(Dataset records)

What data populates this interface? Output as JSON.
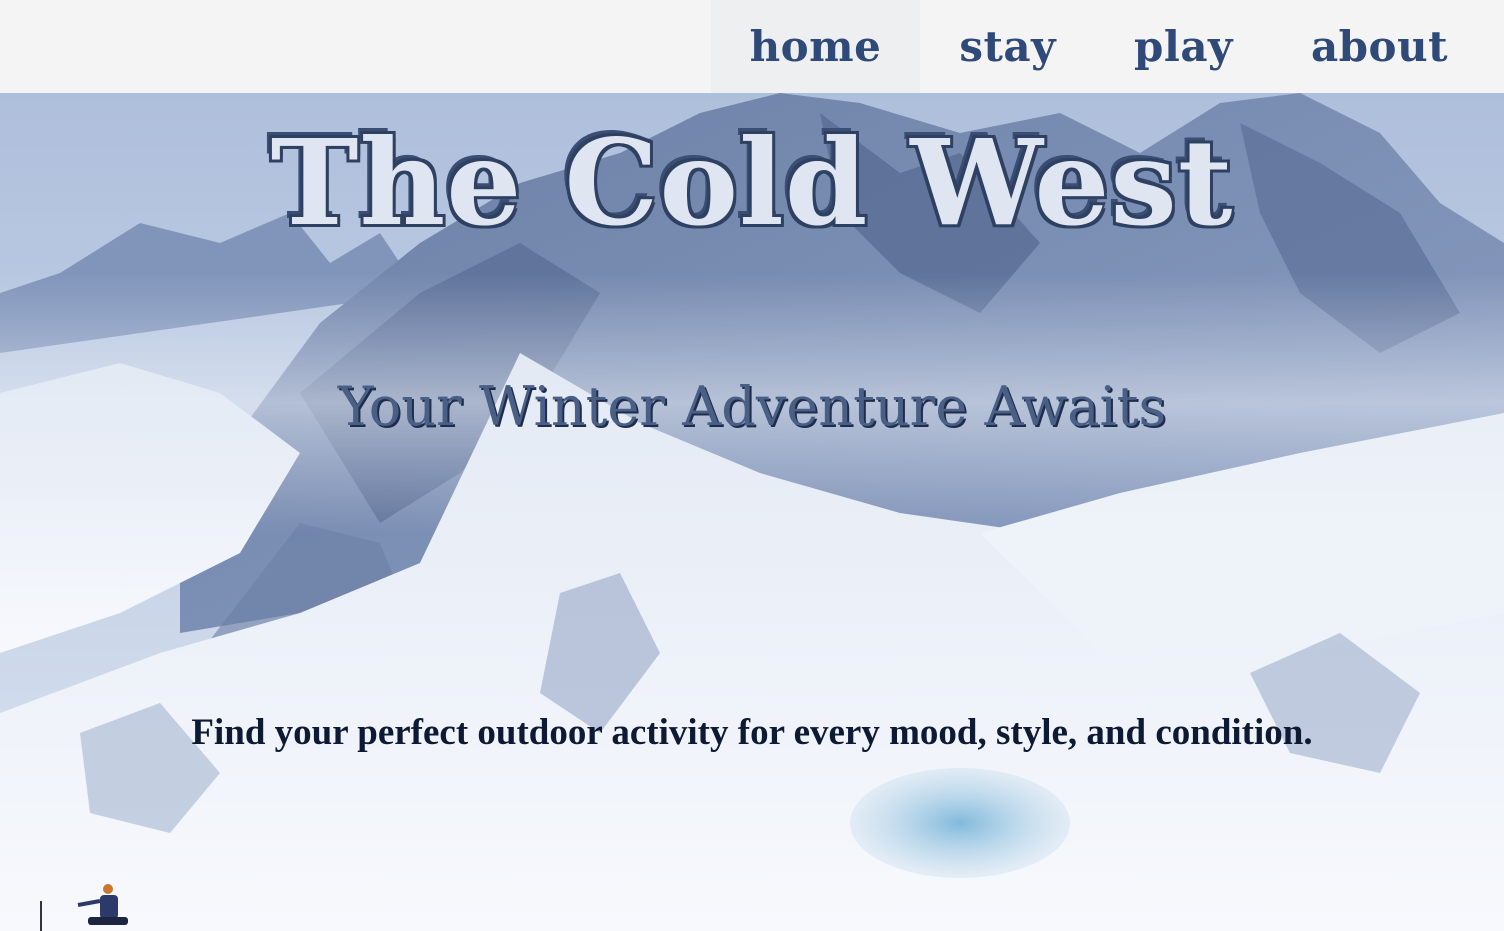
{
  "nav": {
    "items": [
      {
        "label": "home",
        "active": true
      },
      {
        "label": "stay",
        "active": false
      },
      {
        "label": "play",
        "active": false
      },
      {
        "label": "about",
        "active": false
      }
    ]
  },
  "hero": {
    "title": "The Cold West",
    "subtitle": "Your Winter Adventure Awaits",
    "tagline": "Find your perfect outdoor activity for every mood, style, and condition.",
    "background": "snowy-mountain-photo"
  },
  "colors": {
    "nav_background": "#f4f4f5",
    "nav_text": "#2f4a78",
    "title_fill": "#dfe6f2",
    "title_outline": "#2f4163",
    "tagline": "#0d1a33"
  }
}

- Your goal: Quote the listing above in full, except for the pictures.

- Response for this exercise:
What data populates this interface? Output as JSON.
{
  "nav": {
    "items": [
      {
        "label": "home",
        "active": true
      },
      {
        "label": "stay",
        "active": false
      },
      {
        "label": "play",
        "active": false
      },
      {
        "label": "about",
        "active": false
      }
    ]
  },
  "hero": {
    "title": "The Cold West",
    "subtitle": "Your Winter Adventure Awaits",
    "tagline": "Find your perfect outdoor activity for every mood, style, and condition.",
    "background": "snowy-mountain-photo"
  },
  "colors": {
    "nav_background": "#f4f4f5",
    "nav_text": "#2f4a78",
    "title_fill": "#dfe6f2",
    "title_outline": "#2f4163",
    "tagline": "#0d1a33"
  }
}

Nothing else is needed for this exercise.